> Exercise: Find each line holding "JSON" and copy it out.
* * * * *
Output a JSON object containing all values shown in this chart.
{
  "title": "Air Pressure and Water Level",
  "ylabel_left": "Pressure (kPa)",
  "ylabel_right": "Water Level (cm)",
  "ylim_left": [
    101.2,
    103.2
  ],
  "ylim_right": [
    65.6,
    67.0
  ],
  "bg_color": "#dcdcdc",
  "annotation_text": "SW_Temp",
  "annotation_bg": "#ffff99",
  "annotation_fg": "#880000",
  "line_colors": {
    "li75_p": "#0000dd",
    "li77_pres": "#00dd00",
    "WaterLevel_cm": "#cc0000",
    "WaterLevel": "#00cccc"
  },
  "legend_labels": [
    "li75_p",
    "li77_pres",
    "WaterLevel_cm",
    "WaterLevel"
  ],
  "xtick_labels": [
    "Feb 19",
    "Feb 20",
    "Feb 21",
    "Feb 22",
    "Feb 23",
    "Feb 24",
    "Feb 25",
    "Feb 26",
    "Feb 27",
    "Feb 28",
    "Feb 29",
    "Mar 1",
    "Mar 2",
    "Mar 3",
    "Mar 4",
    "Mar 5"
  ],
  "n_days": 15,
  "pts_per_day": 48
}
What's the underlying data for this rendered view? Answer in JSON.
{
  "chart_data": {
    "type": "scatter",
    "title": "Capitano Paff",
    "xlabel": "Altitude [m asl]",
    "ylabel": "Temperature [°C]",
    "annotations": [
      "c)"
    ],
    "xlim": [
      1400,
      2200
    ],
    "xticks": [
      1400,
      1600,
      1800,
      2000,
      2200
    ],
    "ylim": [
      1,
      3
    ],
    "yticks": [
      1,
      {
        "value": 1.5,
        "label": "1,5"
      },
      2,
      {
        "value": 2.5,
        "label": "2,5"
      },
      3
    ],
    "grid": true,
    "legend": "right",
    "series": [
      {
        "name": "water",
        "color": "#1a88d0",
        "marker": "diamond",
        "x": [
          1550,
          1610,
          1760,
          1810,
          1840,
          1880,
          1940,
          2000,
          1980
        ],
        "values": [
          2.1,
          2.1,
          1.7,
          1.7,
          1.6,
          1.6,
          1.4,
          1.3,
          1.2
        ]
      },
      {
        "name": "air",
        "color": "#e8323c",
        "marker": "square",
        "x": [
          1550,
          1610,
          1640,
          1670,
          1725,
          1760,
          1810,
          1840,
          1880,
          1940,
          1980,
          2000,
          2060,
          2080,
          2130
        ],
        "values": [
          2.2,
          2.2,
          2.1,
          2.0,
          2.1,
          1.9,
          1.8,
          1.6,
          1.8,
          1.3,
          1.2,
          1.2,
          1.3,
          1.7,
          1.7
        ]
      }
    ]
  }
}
* * * * *
> Reply to the exercise:
Output a JSON object containing all values shown in this chart.
What's the underlying data for this rendered view? Answer in JSON.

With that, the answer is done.